● **Extract to read**:
JPMorgan European Growth & Income 12 September 2023
Disclaimer
Disclosure – Non-Independent Marketing Communication
This is a non-independent marketing communication commissioned by JPMorgan European Growth & Income. The report has not been prepared in accordance with legal requirements designed to promote the independence of investment research and is not subject to any prohibition on the dealing ahead of the dissemination of investment research.
JPMorgan European Growth & Income (JEGI) provides investors with an active large-cap European equity portfolio that can be considered as a core holding. The trust historically had two share classes separately targetting growth and income strategies, but was consolidated to a single share class in 2021, marrying the growth strategy with dividends paid using a mixture of current revenue, revenue reserves and capital. Over the last five years, JEGI has outperformed its benchmark and peer group both in NAV and share price terms and, as we discuss in the Portfolio section, the team have been using price weakness as an opportunity to build active sector positions in semiconductor stocks, rotating out of energy stocks that helped drive performance in 2022.

● **Data shown**:
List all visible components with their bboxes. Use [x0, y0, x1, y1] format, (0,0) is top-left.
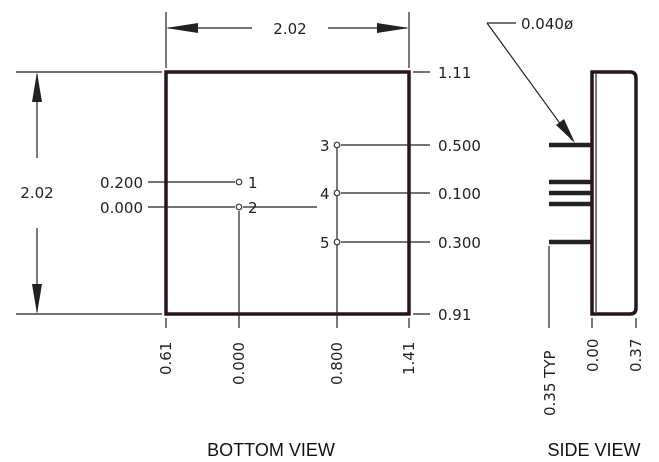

● **Given exercise**: Write out the passage of the JPMorgan European Growth & Income text between "JPMorgan European Growth & Income (JEGI)" and "performance in 2022.", inclusive. The listing plays no part in what follows.

● **Written solution**:
JPMorgan European Growth & Income (JEGI) provides investors with an active large-cap European equity portfolio that can be considered as a core holding. The trust historically had two share classes separately targetting growth and income strategies, but was consolidated to a single share class in 2021, marrying the growth strategy with dividends paid using a mixture of current revenue, revenue reserves and capital. Over the last five years, JEGI has outperformed its benchmark and peer group both in NAV and share price terms and, as we discuss in the Portfolio section, the team have been using price weakness as an opportunity to build active sector positions in semiconductor stocks, rotating out of energy stocks that helped drive performance in 2022.